**Exercise prompt:** Extract every line below that contains the word "logic".
┌──
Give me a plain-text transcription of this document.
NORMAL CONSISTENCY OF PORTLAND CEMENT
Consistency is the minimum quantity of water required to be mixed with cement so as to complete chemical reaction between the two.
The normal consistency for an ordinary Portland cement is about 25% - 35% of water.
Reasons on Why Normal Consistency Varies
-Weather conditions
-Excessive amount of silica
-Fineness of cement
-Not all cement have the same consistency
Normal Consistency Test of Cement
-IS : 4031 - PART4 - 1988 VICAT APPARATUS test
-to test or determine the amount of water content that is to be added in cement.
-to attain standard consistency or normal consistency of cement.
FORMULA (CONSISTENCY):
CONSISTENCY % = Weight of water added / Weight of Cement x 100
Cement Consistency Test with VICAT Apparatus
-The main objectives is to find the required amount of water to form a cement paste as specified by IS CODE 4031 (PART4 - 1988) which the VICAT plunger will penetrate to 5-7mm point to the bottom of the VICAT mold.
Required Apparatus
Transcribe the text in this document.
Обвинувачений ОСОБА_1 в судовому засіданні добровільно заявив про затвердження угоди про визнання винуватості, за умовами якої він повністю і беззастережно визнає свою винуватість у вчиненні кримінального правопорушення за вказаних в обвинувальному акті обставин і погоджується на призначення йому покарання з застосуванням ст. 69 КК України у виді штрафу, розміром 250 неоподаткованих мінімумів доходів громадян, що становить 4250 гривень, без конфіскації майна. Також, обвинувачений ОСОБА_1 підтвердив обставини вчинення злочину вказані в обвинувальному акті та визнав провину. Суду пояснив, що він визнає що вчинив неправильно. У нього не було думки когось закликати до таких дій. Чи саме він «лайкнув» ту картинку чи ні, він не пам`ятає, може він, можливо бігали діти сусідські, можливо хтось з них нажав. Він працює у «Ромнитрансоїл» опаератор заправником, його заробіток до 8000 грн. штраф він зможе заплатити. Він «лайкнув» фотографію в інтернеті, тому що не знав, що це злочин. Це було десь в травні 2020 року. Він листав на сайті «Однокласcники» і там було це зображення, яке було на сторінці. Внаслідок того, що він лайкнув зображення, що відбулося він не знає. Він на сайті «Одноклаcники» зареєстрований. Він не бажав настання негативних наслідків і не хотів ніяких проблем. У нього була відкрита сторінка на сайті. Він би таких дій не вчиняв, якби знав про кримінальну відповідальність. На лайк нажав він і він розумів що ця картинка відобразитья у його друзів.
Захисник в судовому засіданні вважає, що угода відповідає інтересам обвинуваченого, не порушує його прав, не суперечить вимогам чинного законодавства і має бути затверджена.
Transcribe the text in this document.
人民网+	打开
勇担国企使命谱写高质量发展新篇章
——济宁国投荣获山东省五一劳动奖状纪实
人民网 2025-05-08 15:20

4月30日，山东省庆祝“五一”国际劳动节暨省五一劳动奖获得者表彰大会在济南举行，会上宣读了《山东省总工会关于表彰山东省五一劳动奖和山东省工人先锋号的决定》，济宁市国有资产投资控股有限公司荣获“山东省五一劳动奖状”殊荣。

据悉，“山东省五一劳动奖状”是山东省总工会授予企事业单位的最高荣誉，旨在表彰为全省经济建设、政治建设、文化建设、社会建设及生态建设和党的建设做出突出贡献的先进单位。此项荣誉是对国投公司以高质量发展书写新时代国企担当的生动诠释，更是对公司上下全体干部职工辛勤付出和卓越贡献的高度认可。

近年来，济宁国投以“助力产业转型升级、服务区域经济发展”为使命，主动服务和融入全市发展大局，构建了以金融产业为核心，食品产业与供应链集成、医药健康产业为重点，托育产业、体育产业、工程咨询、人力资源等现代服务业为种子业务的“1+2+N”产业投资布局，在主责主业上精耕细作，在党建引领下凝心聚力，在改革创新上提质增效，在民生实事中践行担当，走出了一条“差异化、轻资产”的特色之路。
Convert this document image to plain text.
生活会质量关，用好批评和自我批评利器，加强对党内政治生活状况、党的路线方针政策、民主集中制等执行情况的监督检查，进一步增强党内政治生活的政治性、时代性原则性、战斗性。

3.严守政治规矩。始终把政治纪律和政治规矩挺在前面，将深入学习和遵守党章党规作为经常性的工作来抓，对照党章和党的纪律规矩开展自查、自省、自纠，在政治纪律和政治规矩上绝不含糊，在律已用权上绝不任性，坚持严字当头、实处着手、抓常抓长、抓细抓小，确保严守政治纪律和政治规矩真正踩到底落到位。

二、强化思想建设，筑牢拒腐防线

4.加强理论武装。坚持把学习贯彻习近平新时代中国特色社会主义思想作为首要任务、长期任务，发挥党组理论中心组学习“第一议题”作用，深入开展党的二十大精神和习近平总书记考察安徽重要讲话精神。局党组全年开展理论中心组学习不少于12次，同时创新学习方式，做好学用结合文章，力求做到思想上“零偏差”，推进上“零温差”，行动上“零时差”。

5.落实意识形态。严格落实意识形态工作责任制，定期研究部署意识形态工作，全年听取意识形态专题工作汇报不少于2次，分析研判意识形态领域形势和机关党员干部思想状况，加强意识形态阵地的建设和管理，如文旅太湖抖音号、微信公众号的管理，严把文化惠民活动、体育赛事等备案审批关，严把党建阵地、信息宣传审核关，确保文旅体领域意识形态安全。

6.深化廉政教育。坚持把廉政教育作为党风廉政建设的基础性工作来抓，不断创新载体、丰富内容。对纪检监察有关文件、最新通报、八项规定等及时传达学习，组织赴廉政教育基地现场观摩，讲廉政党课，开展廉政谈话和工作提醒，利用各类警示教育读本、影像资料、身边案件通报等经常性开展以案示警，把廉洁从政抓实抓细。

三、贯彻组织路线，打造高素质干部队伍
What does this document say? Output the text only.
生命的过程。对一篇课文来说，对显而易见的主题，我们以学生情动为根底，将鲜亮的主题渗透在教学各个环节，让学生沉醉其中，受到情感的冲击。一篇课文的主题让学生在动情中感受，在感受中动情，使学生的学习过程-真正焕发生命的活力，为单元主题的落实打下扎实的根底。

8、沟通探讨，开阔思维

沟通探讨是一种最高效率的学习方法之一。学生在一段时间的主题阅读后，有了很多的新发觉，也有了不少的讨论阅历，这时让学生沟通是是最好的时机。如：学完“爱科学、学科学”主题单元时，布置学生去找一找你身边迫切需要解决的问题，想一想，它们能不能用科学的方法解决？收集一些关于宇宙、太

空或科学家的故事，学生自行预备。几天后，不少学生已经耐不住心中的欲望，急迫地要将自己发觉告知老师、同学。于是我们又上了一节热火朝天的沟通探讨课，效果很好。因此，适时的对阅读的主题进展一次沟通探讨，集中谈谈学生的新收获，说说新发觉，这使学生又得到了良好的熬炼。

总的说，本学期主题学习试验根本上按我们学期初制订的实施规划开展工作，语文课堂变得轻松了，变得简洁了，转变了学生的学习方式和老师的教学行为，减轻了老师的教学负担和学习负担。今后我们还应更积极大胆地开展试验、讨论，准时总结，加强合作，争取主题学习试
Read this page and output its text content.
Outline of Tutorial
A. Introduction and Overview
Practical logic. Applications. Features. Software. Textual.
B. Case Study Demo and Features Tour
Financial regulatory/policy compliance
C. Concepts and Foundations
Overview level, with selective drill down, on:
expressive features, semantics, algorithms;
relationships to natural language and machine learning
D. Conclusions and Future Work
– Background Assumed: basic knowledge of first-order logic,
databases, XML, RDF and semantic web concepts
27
└──
**Result for this exercise:**
Practical logic. Applications. Features. Software. Textual.
– Background Assumed: basic knowledge of first-order logic,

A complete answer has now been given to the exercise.